**GOAL:**
Give the count of lines containing the string "this", with no other output.

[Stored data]
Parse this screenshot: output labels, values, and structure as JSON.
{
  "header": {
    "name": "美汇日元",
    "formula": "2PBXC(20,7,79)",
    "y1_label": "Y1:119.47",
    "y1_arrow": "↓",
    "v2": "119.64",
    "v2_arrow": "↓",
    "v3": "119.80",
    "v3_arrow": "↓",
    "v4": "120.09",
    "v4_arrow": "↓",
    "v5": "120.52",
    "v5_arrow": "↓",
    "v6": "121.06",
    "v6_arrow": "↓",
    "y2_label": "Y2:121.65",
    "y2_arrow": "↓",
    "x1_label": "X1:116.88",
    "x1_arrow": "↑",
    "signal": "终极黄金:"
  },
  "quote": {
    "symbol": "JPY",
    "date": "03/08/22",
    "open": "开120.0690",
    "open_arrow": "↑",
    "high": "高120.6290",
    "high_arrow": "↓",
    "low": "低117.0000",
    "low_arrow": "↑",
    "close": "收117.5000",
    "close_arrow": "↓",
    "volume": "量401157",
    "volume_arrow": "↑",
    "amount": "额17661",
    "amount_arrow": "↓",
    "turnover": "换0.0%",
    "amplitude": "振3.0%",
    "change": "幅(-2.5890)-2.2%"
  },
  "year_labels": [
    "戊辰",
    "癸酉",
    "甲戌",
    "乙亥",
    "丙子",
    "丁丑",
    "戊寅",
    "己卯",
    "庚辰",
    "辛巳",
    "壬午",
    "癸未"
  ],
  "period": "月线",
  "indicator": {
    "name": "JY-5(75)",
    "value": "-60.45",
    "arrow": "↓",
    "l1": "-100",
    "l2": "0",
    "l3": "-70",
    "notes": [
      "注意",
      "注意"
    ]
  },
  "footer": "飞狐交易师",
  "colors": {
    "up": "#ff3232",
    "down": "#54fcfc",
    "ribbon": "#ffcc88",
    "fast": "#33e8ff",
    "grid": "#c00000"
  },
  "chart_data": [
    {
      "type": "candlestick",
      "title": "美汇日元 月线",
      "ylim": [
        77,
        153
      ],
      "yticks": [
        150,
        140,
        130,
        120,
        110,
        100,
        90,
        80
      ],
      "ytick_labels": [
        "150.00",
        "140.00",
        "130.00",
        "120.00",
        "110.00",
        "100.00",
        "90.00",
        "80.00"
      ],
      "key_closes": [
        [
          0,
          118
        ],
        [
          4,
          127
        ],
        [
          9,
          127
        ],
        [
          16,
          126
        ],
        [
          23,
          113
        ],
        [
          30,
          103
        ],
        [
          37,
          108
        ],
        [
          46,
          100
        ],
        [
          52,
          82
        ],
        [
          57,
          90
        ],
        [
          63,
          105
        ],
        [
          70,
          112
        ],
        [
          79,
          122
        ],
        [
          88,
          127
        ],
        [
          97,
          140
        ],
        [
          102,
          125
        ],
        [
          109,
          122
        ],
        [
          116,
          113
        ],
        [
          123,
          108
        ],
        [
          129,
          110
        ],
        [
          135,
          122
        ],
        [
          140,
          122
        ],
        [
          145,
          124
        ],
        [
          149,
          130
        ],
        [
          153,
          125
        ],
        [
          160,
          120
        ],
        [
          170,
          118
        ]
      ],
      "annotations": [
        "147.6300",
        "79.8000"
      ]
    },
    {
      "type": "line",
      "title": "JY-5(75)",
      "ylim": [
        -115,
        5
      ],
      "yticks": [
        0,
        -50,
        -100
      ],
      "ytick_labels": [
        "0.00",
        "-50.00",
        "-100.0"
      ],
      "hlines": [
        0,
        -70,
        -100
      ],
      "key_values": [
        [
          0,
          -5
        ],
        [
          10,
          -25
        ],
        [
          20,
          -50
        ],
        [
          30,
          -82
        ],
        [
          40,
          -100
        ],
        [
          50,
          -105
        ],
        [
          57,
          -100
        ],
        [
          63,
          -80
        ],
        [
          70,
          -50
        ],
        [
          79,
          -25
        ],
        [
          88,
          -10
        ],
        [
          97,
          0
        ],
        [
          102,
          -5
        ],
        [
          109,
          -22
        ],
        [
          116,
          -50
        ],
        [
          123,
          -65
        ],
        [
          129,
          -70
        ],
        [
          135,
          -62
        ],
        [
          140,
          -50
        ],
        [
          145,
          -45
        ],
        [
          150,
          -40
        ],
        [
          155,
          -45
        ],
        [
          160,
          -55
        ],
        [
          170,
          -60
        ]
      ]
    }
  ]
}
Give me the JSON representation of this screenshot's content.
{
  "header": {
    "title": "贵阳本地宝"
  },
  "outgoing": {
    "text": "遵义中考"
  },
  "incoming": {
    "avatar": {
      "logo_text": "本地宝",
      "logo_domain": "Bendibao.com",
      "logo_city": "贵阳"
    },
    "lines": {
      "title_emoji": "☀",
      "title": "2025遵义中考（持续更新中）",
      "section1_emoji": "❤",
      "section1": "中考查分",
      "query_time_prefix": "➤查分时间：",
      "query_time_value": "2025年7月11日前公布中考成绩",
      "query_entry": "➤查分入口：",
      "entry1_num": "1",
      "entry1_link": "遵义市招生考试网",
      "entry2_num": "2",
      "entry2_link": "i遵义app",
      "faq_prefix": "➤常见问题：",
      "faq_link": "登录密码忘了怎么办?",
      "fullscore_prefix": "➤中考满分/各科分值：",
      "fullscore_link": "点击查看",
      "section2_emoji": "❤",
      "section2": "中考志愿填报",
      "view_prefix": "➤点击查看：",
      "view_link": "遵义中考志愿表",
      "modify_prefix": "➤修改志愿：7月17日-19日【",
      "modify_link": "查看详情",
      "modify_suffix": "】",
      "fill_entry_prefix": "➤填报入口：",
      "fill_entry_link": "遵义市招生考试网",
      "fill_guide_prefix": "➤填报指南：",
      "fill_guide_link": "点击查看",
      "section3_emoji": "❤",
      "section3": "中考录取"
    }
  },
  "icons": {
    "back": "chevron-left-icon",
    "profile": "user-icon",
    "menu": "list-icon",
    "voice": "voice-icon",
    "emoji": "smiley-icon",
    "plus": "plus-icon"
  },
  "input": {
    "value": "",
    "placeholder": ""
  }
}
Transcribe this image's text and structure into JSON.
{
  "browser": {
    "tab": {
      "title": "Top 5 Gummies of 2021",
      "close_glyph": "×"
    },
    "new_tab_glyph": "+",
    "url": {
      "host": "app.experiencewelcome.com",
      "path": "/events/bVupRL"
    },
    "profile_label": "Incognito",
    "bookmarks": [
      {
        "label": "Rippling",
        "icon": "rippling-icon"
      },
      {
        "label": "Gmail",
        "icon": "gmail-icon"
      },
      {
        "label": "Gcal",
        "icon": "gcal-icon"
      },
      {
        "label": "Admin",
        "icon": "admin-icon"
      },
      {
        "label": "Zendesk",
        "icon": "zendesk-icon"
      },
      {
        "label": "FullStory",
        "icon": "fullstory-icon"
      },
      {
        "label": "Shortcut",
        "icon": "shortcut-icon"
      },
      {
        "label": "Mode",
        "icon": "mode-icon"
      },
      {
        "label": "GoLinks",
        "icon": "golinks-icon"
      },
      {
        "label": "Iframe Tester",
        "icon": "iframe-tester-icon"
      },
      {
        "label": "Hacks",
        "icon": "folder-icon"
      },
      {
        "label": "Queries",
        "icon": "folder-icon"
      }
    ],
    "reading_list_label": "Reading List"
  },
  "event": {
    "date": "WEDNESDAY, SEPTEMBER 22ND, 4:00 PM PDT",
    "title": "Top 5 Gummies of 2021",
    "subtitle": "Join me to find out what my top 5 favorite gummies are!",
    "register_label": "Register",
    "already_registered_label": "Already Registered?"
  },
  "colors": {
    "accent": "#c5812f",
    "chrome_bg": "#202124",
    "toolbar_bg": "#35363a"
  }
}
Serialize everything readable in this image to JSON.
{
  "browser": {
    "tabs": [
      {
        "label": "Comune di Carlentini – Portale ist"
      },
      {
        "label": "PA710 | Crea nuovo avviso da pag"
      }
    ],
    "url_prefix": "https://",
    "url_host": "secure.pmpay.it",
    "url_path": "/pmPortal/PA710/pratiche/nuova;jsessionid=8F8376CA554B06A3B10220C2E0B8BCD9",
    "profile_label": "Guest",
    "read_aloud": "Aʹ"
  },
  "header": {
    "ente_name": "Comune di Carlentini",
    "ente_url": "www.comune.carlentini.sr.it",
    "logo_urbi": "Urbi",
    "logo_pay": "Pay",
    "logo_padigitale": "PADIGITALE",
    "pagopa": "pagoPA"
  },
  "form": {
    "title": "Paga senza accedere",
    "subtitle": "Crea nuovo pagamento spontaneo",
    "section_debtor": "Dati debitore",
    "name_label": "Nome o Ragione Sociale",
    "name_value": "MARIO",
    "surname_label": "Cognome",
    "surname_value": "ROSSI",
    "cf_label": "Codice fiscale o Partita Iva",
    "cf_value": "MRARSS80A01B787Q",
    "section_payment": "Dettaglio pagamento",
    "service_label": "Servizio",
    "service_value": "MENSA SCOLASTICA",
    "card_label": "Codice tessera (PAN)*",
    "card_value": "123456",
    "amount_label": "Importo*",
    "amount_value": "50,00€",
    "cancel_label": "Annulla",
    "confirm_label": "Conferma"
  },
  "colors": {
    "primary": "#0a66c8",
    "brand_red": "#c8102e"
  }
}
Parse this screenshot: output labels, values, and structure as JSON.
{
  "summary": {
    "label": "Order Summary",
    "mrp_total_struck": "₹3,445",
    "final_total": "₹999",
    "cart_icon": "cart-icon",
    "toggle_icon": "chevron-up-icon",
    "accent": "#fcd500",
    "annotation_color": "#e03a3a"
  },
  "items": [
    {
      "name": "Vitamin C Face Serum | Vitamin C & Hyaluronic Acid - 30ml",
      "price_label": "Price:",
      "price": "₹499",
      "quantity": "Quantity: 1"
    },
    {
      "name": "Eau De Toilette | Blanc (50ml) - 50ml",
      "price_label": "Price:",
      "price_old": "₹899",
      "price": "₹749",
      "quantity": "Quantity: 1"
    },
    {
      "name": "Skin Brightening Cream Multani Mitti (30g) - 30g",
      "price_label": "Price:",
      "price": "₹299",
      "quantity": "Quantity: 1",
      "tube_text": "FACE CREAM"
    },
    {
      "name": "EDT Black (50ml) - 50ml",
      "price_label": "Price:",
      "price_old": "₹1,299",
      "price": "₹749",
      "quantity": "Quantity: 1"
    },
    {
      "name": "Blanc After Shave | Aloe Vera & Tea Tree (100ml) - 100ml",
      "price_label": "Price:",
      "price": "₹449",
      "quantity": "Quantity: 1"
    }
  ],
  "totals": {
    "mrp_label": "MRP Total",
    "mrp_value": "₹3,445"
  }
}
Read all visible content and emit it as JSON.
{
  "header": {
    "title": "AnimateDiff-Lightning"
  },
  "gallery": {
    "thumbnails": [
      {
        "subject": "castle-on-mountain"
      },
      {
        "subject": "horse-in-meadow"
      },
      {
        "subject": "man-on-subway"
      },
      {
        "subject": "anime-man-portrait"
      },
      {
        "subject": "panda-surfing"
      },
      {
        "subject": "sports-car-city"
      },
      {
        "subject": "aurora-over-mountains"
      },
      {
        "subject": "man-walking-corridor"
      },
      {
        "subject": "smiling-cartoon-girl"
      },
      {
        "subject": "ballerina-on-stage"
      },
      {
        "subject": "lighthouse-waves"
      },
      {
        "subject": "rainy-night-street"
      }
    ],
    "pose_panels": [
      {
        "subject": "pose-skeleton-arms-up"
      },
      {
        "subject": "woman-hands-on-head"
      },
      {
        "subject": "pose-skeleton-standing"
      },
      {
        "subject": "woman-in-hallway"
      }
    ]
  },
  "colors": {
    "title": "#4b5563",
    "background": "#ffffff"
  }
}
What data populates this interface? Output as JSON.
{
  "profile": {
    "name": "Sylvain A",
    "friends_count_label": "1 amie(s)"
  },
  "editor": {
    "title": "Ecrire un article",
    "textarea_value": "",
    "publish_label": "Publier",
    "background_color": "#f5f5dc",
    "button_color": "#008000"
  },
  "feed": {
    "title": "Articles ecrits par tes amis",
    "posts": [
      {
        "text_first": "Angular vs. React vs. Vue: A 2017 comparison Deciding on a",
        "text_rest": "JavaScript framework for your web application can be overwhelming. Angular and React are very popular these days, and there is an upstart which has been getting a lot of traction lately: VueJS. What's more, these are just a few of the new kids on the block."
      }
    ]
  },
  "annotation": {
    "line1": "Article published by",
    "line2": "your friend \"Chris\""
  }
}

**FULL SOLUTION:**
6